What you have to do:
Repeat every line below exactly as it reads.
═══ Records to use ═══
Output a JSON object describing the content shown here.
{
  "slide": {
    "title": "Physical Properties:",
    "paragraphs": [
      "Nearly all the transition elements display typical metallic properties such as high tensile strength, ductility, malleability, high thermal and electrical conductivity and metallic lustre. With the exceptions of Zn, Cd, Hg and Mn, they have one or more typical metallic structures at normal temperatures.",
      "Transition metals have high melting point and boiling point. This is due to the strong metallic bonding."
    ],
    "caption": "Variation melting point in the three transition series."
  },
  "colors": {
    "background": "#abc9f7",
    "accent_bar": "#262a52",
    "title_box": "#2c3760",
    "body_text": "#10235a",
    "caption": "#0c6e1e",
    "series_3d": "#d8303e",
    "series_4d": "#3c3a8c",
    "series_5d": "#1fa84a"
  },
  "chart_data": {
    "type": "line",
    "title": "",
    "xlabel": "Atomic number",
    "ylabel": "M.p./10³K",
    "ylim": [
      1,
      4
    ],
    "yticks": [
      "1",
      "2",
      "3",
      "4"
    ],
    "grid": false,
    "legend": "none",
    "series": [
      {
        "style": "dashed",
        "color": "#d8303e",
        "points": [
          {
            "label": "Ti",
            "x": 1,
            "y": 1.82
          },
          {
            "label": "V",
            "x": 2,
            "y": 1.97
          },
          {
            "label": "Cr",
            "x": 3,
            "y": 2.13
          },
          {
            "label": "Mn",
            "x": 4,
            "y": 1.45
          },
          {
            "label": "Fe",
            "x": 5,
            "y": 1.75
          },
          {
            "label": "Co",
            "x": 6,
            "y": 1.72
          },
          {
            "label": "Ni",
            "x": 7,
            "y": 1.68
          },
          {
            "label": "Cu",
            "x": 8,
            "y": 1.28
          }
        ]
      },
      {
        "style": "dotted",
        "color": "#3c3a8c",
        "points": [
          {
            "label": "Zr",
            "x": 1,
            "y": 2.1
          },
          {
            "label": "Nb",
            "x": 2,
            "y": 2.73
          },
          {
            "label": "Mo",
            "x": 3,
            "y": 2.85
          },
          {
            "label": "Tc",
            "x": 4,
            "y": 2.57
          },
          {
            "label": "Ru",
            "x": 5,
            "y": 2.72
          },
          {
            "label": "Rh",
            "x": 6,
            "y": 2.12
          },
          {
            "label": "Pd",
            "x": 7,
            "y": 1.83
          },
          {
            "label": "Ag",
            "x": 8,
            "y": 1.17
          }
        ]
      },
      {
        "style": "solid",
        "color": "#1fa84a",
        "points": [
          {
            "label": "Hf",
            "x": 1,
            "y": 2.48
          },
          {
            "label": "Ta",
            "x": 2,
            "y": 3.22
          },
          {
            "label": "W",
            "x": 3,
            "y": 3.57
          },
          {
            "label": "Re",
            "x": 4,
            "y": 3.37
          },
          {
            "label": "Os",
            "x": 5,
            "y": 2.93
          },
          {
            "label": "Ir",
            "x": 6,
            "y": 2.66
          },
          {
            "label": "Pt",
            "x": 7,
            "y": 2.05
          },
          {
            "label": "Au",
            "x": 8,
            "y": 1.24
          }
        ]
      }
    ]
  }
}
═══
Written response:
Output a JSON object describing the content shown here.
{
  "slide": {
    "title": "Physical Properties:",
    "paragraphs": [
      "Nearly all the transition elements display typical metallic properties such as high tensile strength, ductility, malleability, high thermal and electrical conductivity and metallic lustre. With the exceptions of Zn, Cd, Hg and Mn, they have one or more typical metallic structures at normal temperatures.",
      "Transition metals have high melting point and boiling point. This is due to the strong metallic bonding."
    ],
    "caption": "Variation melting point in the three transition series."
  },
  "colors": {
    "background": "#abc9f7",
    "accent_bar": "#262a52",
    "title_box": "#2c3760",
    "body_text": "#10235a",
    "caption": "#0c6e1e",
    "series_3d": "#d8303e",
    "series_4d": "#3c3a8c",
    "series_5d": "#1fa84a"
  },
  "chart_data": {
    "type": "line",
    "title": "",
    "xlabel": "Atomic number",
    "ylabel": "M.p./10³K",
    "ylim": [
      1,
      4
    ],
    "yticks": [
      "1",
      "2",
      "3",
      "4"
    ],
    "grid": false,
    "legend": "none",
    "series": [
      {
        "style": "dashed",
        "color": "#d8303e",
        "points": [
          {
            "label": "Ti",
            "x": 1,
            "y": 1.82
          },
          {
            "label": "V",
            "x": 2,
            "y": 1.97
          },
          {
            "label": "Cr",
            "x": 3,
            "y": 2.13
          },
          {
            "label": "Mn",
            "x": 4,
            "y": 1.45
          },
          {
            "label": "Fe",
            "x": 5,
            "y": 1.75
          },
          {
            "label": "Co",
            "x": 6,
            "y": 1.72
          },
          {
            "label": "Ni",
            "x": 7,
            "y": 1.68
          },
          {
            "label": "Cu",
            "x": 8,
            "y": 1.28
          }
        ]
      },
      {
        "style": "dotted",
        "color": "#3c3a8c",
        "points": [
          {
            "label": "Zr",
            "x": 1,
            "y": 2.1
          },
          {
            "label": "Nb",
            "x": 2,
            "y": 2.73
          },
          {
            "label": "Mo",
            "x": 3,
            "y": 2.85
          },
          {
            "label": "Tc",
            "x": 4,
            "y": 2.57
          },
          {
            "label": "Ru",
            "x": 5,
            "y": 2.72
          },
          {
            "label": "Rh",
            "x": 6,
            "y": 2.12
          },
          {
            "label": "Pd",
            "x": 7,
            "y": 1.83
          },
          {
            "label": "Ag",
            "x": 8,
            "y": 1.17
          }
        ]
      },
      {
        "style": "solid",
        "color": "#1fa84a",
        "points": [
          {
            "label": "Hf",
            "x": 1,
            "y": 2.48
          },
          {
            "label": "Ta",
            "x": 2,
            "y": 3.22
          },
          {
            "label": "W",
            "x": 3,
            "y": 3.57
          },
          {
            "label": "Re",
            "x": 4,
            "y": 3.37
          },
          {
            "label": "Os",
            "x": 5,
            "y": 2.93
          },
          {
            "label": "Ir",
            "x": 6,
            "y": 2.66
          },
          {
            "label": "Pt",
            "x": 7,
            "y": 2.05
          },
          {
            "label": "Au",
            "x": 8,
            "y": 1.24
          }
        ]
      }
    ]
  }
}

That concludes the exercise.